- WHAT IS BEING ASKED
Faithfully repeat each entry below, minus the pictures.

- EXERCISE INPUTS
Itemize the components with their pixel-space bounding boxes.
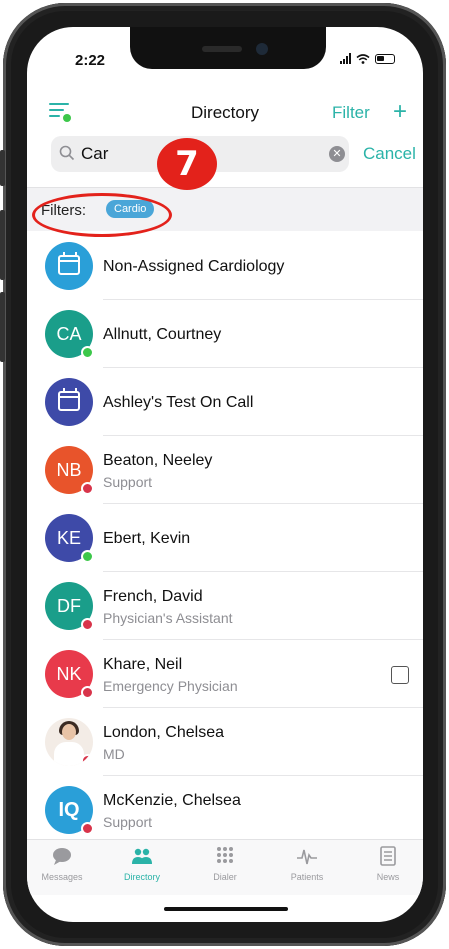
contact-name: Ebert, Kevin [103, 530, 191, 547]
contact-role: MD [103, 746, 125, 762]
contact-role: Support [103, 474, 153, 490]
contact-role: Emergency Physician [103, 678, 238, 694]
contact-name: McKenzie, Chelsea [103, 792, 241, 809]
wifi-icon [356, 53, 370, 64]
tab-label: Directory [123, 872, 160, 882]
tab-bar: Messages Directory Dialer Patients News [27, 839, 423, 895]
contact-name: Allnutt, Courtney [103, 326, 222, 343]
list-item[interactable]: DF French, David Physician's Assistant [27, 572, 423, 640]
contact-name: London, Chelsea [103, 724, 224, 741]
cancel-button[interactable]: Cancel [363, 144, 416, 164]
people-icon [132, 848, 152, 864]
presence-busy-icon [81, 754, 93, 766]
contact-name: Ashley's Test On Call [103, 394, 254, 411]
tab-patients[interactable]: Patients [272, 846, 342, 882]
status-time: 2:22 [75, 52, 106, 69]
dialpad-icon [217, 847, 233, 863]
avatar: NB [45, 446, 94, 495]
list-item[interactable]: Ashley's Test On Call [27, 368, 423, 436]
newspaper-icon [380, 846, 396, 866]
calendar-icon [45, 378, 93, 426]
clear-search-icon[interactable]: ✕ [329, 146, 345, 162]
volume-down-button [0, 292, 5, 362]
notch [130, 27, 326, 69]
filter-button[interactable]: Filter [332, 103, 370, 123]
mute-switch [0, 150, 5, 186]
tab-label: News [376, 872, 400, 882]
avatar-initials: DF [57, 596, 81, 616]
presence-available-icon [81, 346, 94, 359]
cellular-signal-icon [340, 53, 351, 64]
contact-name: French, David [103, 588, 203, 605]
presence-busy-icon [81, 618, 94, 631]
list-item[interactable]: London, Chelsea MD [27, 708, 423, 776]
tab-directory[interactable]: Directory [107, 846, 177, 882]
avatar: DF [45, 582, 94, 631]
list-item[interactable]: Non-Assigned Cardiology [27, 232, 423, 300]
front-camera [256, 43, 268, 55]
presence-busy-icon [81, 686, 94, 699]
tab-messages[interactable]: Messages [27, 846, 97, 882]
contact-name: Khare, Neil [103, 656, 183, 673]
step-number-badge: 7 [157, 138, 217, 190]
avatar: IQ [45, 786, 94, 835]
chat-bubble-icon [53, 848, 71, 865]
pulse-icon [297, 849, 317, 865]
contact-role: Support [103, 814, 153, 830]
list-item[interactable]: CA Allnutt, Courtney [27, 300, 423, 368]
speaker [202, 46, 242, 52]
list-item[interactable]: IQ McKenzie, Chelsea Support [27, 776, 423, 840]
avatar-initials: KE [56, 528, 81, 548]
list-item[interactable]: NB Beaton, Neeley Support [27, 436, 423, 504]
nav-bar: Directory Filter + [27, 95, 423, 131]
calendar-icon [45, 242, 93, 290]
battery-icon [375, 53, 395, 64]
list-item[interactable]: KE Ebert, Kevin [27, 504, 423, 572]
presence-available-icon [81, 550, 94, 563]
home-indicator[interactable] [164, 907, 288, 911]
phone-screen: 2:22 Directory Filter + Car ✕ Cancel 7 F… [27, 27, 423, 922]
search-icon [59, 145, 75, 161]
tab-label: Dialer [213, 872, 237, 882]
avatar-initials: CA [56, 324, 82, 344]
contact-name: Non-Assigned Cardiology [103, 258, 285, 275]
tab-news[interactable]: News [353, 846, 423, 882]
search-row: ✕ Cancel [27, 134, 423, 174]
avatar-initials: NB [56, 460, 82, 480]
avatar: CA [45, 310, 94, 359]
tab-label: Messages [41, 872, 83, 882]
add-icon[interactable]: + [393, 100, 407, 124]
contact-name: Beaton, Neeley [103, 452, 213, 469]
status-icons [340, 53, 395, 64]
contact-role: Physician's Assistant [103, 610, 233, 626]
note-icon[interactable] [391, 666, 409, 684]
annotation-highlight-ellipse [32, 193, 172, 237]
list-item[interactable]: NK Khare, Neil Emergency Physician [27, 640, 423, 708]
avatar-photo [45, 718, 93, 766]
avatar-initials: IQ [58, 799, 80, 821]
tab-dialer[interactable]: Dialer [190, 846, 260, 882]
presence-busy-icon [81, 822, 94, 835]
avatar-initials: NK [56, 664, 82, 684]
presence-busy-icon [81, 482, 94, 495]
tab-label: Patients [290, 872, 324, 882]
avatar: NK [45, 650, 94, 699]
avatar: KE [45, 514, 94, 563]
volume-up-button [0, 210, 5, 280]
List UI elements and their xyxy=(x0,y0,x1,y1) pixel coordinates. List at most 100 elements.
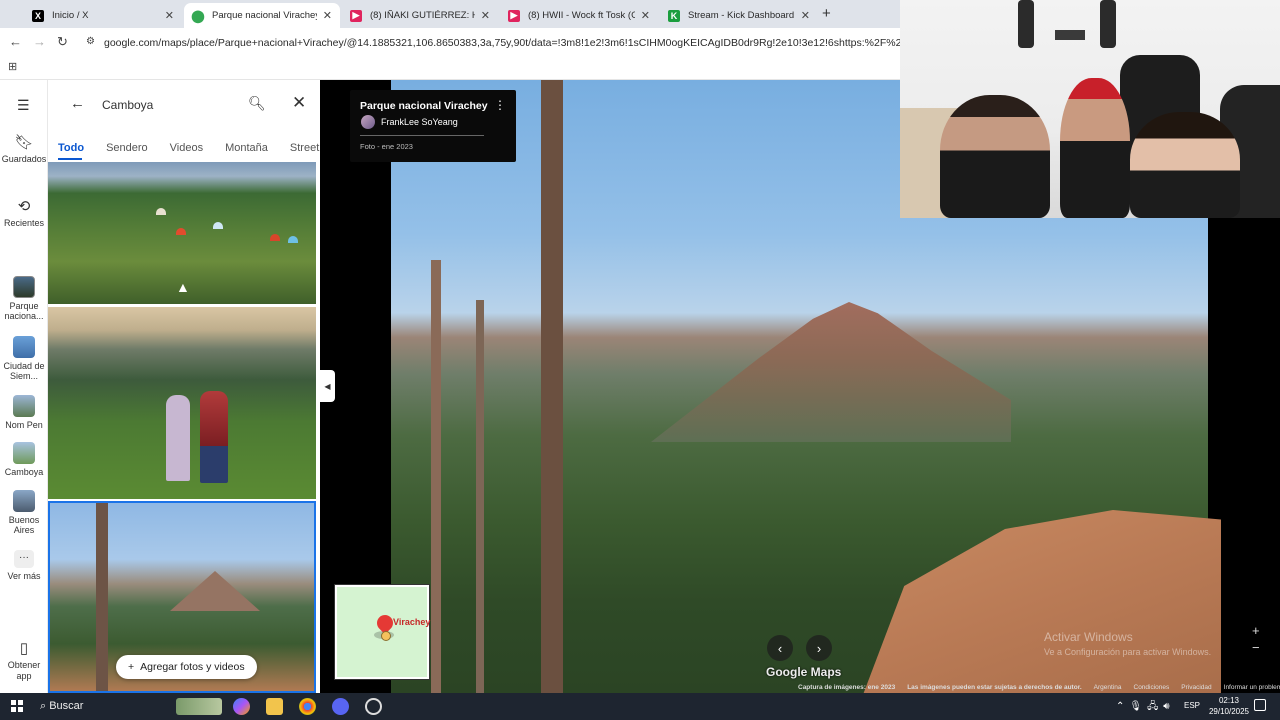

- REPLY
Itemize the components with their pixel-space bounding boxes.
contact-name: Ebert, Kevin [103, 530, 191, 547]
contact-role: MD [103, 746, 125, 762]
contact-role: Support [103, 474, 153, 490]
contact-role: Emergency Physician [103, 678, 238, 694]
contact-name: McKenzie, Chelsea [103, 792, 241, 809]
wifi-icon [356, 53, 370, 64]
tab-label: Directory [123, 872, 160, 882]
tab-bar: Messages Directory Dialer Patients News [27, 839, 423, 895]
contact-name: Allnutt, Courtney [103, 326, 222, 343]
list-item[interactable]: DF French, David Physician's Assistant [27, 572, 423, 640]
contact-name: London, Chelsea [103, 724, 224, 741]
cancel-button[interactable]: Cancel [363, 144, 416, 164]
people-icon [132, 848, 152, 864]
presence-busy-icon [81, 754, 93, 766]
contact-name: Ashley's Test On Call [103, 394, 254, 411]
tab-patients[interactable]: Patients [272, 846, 342, 882]
status-time: 2:22 [75, 52, 106, 69]
dialpad-icon [217, 847, 233, 863]
avatar: NB [45, 446, 94, 495]
list-item[interactable]: Ashley's Test On Call [27, 368, 423, 436]
newspaper-icon [380, 846, 396, 866]
calendar-icon [45, 378, 93, 426]
clear-search-icon[interactable]: ✕ [329, 146, 345, 162]
volume-down-button [0, 292, 5, 362]
notch [130, 27, 326, 69]
filter-button[interactable]: Filter [332, 103, 370, 123]
mute-switch [0, 150, 5, 186]
tab-label: News [376, 872, 400, 882]
avatar-initials: DF [57, 596, 81, 616]
presence-available-icon [81, 346, 94, 359]
cellular-signal-icon [340, 53, 351, 64]
contact-name: French, David [103, 588, 203, 605]
presence-busy-icon [81, 618, 94, 631]
list-item[interactable]: London, Chelsea MD [27, 708, 423, 776]
tab-directory[interactable]: Directory [107, 846, 177, 882]
avatar: DF [45, 582, 94, 631]
list-item[interactable]: Non-Assigned Cardiology [27, 232, 423, 300]
front-camera [256, 43, 268, 55]
presence-busy-icon [81, 686, 94, 699]
tab-messages[interactable]: Messages [27, 846, 97, 882]
contact-name: Khare, Neil [103, 656, 183, 673]
step-number-badge: 7 [157, 138, 217, 190]
avatar: IQ [45, 786, 94, 835]
chat-bubble-icon [53, 848, 71, 865]
pulse-icon [297, 849, 317, 865]
contact-role: Support [103, 814, 153, 830]
list-item[interactable]: CA Allnutt, Courtney [27, 300, 423, 368]
speaker [202, 46, 242, 52]
list-item[interactable]: IQ McKenzie, Chelsea Support [27, 776, 423, 840]
avatar-initials: KE [56, 528, 81, 548]
list-item[interactable]: NB Beaton, Neeley Support [27, 436, 423, 504]
nav-bar: Directory Filter + [27, 95, 423, 131]
calendar-icon [45, 242, 93, 290]
battery-icon [375, 53, 395, 64]
list-item[interactable]: KE Ebert, Kevin [27, 504, 423, 572]
presence-available-icon [81, 550, 94, 563]
home-indicator[interactable] [164, 907, 288, 911]
phone-screen: 2:22 Directory Filter + Car ✕ Cancel 7 F… [27, 27, 423, 922]
search-icon [59, 145, 75, 161]
tab-label: Dialer [213, 872, 237, 882]
avatar-initials: CA [56, 324, 82, 344]
contact-name: Non-Assigned Cardiology [103, 258, 285, 275]
tab-news[interactable]: News [353, 846, 423, 882]
search-row: ✕ Cancel [27, 134, 423, 174]
avatar-initials: NB [56, 460, 82, 480]
avatar: CA [45, 310, 94, 359]
tab-label: Messages [41, 872, 83, 882]
add-icon[interactable]: + [393, 100, 407, 124]
contact-name: Beaton, Neeley [103, 452, 213, 469]
status-icons [340, 53, 395, 64]
contact-role: Physician's Assistant [103, 610, 233, 626]
note-icon[interactable] [391, 666, 409, 684]
annotation-highlight-ellipse [32, 193, 172, 237]
list-item[interactable]: NK Khare, Neil Emergency Physician [27, 640, 423, 708]
avatar-photo [45, 718, 93, 766]
avatar-initials: IQ [58, 799, 80, 821]
tab-dialer[interactable]: Dialer [190, 846, 260, 882]
presence-busy-icon [81, 822, 94, 835]
avatar-initials: NK [56, 664, 82, 684]
presence-busy-icon [81, 482, 94, 495]
tab-label: Patients [290, 872, 324, 882]
avatar: NK [45, 650, 94, 699]
avatar: KE [45, 514, 94, 563]
volume-up-button [0, 210, 5, 280]
List UI elements and their xyxy=(x0,y0,x1,y1) pixel coordinates. List at most 100 elements.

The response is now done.